(Items from a data source)
-*-

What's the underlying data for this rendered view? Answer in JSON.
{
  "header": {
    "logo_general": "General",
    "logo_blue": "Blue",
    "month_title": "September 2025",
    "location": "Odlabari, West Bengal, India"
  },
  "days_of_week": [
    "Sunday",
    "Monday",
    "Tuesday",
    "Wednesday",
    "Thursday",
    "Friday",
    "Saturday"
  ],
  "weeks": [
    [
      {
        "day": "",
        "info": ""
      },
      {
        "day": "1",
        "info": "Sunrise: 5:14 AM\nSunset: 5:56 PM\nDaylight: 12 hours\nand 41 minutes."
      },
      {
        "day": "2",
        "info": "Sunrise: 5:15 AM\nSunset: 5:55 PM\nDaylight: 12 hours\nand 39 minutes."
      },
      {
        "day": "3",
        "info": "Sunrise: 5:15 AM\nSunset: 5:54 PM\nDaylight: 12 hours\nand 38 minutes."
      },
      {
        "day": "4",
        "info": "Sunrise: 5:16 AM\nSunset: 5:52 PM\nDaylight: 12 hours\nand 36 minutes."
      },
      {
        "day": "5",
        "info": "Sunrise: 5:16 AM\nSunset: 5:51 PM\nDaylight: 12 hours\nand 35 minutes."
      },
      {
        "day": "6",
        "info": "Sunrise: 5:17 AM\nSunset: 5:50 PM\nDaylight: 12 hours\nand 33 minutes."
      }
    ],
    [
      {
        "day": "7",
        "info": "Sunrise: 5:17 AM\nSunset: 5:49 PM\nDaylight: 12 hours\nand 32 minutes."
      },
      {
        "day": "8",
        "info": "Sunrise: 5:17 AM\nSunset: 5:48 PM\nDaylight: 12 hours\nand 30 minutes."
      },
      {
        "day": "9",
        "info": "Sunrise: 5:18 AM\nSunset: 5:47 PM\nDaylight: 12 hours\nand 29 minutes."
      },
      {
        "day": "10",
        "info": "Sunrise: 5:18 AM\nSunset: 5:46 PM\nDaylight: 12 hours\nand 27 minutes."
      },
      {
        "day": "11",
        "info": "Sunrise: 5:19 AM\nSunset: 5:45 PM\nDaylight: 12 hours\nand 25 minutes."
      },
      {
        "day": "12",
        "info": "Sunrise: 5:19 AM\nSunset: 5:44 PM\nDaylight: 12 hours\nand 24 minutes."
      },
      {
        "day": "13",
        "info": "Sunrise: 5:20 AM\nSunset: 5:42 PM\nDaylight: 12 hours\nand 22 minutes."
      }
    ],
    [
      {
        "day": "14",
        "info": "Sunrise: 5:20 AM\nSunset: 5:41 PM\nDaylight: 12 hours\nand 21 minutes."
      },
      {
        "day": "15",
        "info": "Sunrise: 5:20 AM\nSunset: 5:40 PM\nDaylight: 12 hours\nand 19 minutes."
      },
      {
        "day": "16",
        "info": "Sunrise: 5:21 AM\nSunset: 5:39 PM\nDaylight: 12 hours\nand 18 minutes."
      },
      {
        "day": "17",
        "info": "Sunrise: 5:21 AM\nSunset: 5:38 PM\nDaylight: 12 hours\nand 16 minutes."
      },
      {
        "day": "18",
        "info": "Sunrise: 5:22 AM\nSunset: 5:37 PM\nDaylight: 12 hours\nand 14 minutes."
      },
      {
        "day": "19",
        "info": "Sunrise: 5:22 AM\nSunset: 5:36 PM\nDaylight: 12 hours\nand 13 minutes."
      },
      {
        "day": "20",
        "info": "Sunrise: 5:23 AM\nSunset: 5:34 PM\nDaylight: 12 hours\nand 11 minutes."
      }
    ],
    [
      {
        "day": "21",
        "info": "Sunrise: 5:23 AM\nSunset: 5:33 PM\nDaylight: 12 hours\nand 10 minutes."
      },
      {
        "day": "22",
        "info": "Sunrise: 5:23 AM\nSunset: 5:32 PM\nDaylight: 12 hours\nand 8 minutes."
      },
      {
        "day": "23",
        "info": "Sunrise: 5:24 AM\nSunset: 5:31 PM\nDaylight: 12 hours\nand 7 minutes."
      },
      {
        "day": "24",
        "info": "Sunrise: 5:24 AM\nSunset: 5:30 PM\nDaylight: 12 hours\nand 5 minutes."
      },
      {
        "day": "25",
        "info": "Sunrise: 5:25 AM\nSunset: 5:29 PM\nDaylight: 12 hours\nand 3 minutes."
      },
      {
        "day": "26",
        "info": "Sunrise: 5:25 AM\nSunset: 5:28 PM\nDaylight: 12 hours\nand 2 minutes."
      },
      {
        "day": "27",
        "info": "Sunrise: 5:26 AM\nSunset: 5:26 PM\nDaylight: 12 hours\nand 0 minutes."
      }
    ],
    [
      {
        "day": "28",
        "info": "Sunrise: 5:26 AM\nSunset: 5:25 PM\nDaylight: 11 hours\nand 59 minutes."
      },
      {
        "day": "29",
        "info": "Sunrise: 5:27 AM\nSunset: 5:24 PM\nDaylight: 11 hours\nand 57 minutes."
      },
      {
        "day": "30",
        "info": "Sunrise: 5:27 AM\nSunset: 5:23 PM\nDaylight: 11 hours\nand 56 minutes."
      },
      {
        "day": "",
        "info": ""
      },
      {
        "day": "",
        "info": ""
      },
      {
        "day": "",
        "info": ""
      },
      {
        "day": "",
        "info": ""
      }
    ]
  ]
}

-*-

## Task to carry out
Every entry must be output again, exactly as written above.

## Answer to this task
What's the underlying data for this rendered view? Answer in JSON.
{
  "header": {
    "logo_general": "General",
    "logo_blue": "Blue",
    "month_title": "September 2025",
    "location": "Odlabari, West Bengal, India"
  },
  "days_of_week": [
    "Sunday",
    "Monday",
    "Tuesday",
    "Wednesday",
    "Thursday",
    "Friday",
    "Saturday"
  ],
  "weeks": [
    [
      {
        "day": "",
        "info": ""
      },
      {
        "day": "1",
        "info": "Sunrise: 5:14 AM\nSunset: 5:56 PM\nDaylight: 12 hours\nand 41 minutes."
      },
      {
        "day": "2",
        "info": "Sunrise: 5:15 AM\nSunset: 5:55 PM\nDaylight: 12 hours\nand 39 minutes."
      },
      {
        "day": "3",
        "info": "Sunrise: 5:15 AM\nSunset: 5:54 PM\nDaylight: 12 hours\nand 38 minutes."
      },
      {
        "day": "4",
        "info": "Sunrise: 5:16 AM\nSunset: 5:52 PM\nDaylight: 12 hours\nand 36 minutes."
      },
      {
        "day": "5",
        "info": "Sunrise: 5:16 AM\nSunset: 5:51 PM\nDaylight: 12 hours\nand 35 minutes."
      },
      {
        "day": "6",
        "info": "Sunrise: 5:17 AM\nSunset: 5:50 PM\nDaylight: 12 hours\nand 33 minutes."
      }
    ],
    [
      {
        "day": "7",
        "info": "Sunrise: 5:17 AM\nSunset: 5:49 PM\nDaylight: 12 hours\nand 32 minutes."
      },
      {
        "day": "8",
        "info": "Sunrise: 5:17 AM\nSunset: 5:48 PM\nDaylight: 12 hours\nand 30 minutes."
      },
      {
        "day": "9",
        "info": "Sunrise: 5:18 AM\nSunset: 5:47 PM\nDaylight: 12 hours\nand 29 minutes."
      },
      {
        "day": "10",
        "info": "Sunrise: 5:18 AM\nSunset: 5:46 PM\nDaylight: 12 hours\nand 27 minutes."
      },
      {
        "day": "11",
        "info": "Sunrise: 5:19 AM\nSunset: 5:45 PM\nDaylight: 12 hours\nand 25 minutes."
      },
      {
        "day": "12",
        "info": "Sunrise: 5:19 AM\nSunset: 5:44 PM\nDaylight: 12 hours\nand 24 minutes."
      },
      {
        "day": "13",
        "info": "Sunrise: 5:20 AM\nSunset: 5:42 PM\nDaylight: 12 hours\nand 22 minutes."
      }
    ],
    [
      {
        "day": "14",
        "info": "Sunrise: 5:20 AM\nSunset: 5:41 PM\nDaylight: 12 hours\nand 21 minutes."
      },
      {
        "day": "15",
        "info": "Sunrise: 5:20 AM\nSunset: 5:40 PM\nDaylight: 12 hours\nand 19 minutes."
      },
      {
        "day": "16",
        "info": "Sunrise: 5:21 AM\nSunset: 5:39 PM\nDaylight: 12 hours\nand 18 minutes."
      },
      {
        "day": "17",
        "info": "Sunrise: 5:21 AM\nSunset: 5:38 PM\nDaylight: 12 hours\nand 16 minutes."
      },
      {
        "day": "18",
        "info": "Sunrise: 5:22 AM\nSunset: 5:37 PM\nDaylight: 12 hours\nand 14 minutes."
      },
      {
        "day": "19",
        "info": "Sunrise: 5:22 AM\nSunset: 5:36 PM\nDaylight: 12 hours\nand 13 minutes."
      },
      {
        "day": "20",
        "info": "Sunrise: 5:23 AM\nSunset: 5:34 PM\nDaylight: 12 hours\nand 11 minutes."
      }
    ],
    [
      {
        "day": "21",
        "info": "Sunrise: 5:23 AM\nSunset: 5:33 PM\nDaylight: 12 hours\nand 10 minutes."
      },
      {
        "day": "22",
        "info": "Sunrise: 5:23 AM\nSunset: 5:32 PM\nDaylight: 12 hours\nand 8 minutes."
      },
      {
        "day": "23",
        "info": "Sunrise: 5:24 AM\nSunset: 5:31 PM\nDaylight: 12 hours\nand 7 minutes."
      },
      {
        "day": "24",
        "info": "Sunrise: 5:24 AM\nSunset: 5:30 PM\nDaylight: 12 hours\nand 5 minutes."
      },
      {
        "day": "25",
        "info": "Sunrise: 5:25 AM\nSunset: 5:29 PM\nDaylight: 12 hours\nand 3 minutes."
      },
      {
        "day": "26",
        "info": "Sunrise: 5:25 AM\nSunset: 5:28 PM\nDaylight: 12 hours\nand 2 minutes."
      },
      {
        "day": "27",
        "info": "Sunrise: 5:26 AM\nSunset: 5:26 PM\nDaylight: 12 hours\nand 0 minutes."
      }
    ],
    [
      {
        "day": "28",
        "info": "Sunrise: 5:26 AM\nSunset: 5:25 PM\nDaylight: 11 hours\nand 59 minutes."
      },
      {
        "day": "29",
        "info": "Sunrise: 5:27 AM\nSunset: 5:24 PM\nDaylight: 11 hours\nand 57 minutes."
      },
      {
        "day": "30",
        "info": "Sunrise: 5:27 AM\nSunset: 5:23 PM\nDaylight: 11 hours\nand 56 minutes."
      },
      {
        "day": "",
        "info": ""
      },
      {
        "day": "",
        "info": ""
      },
      {
        "day": "",
        "info": ""
      },
      {
        "day": "",
        "info": ""
      }
    ]
  ]
}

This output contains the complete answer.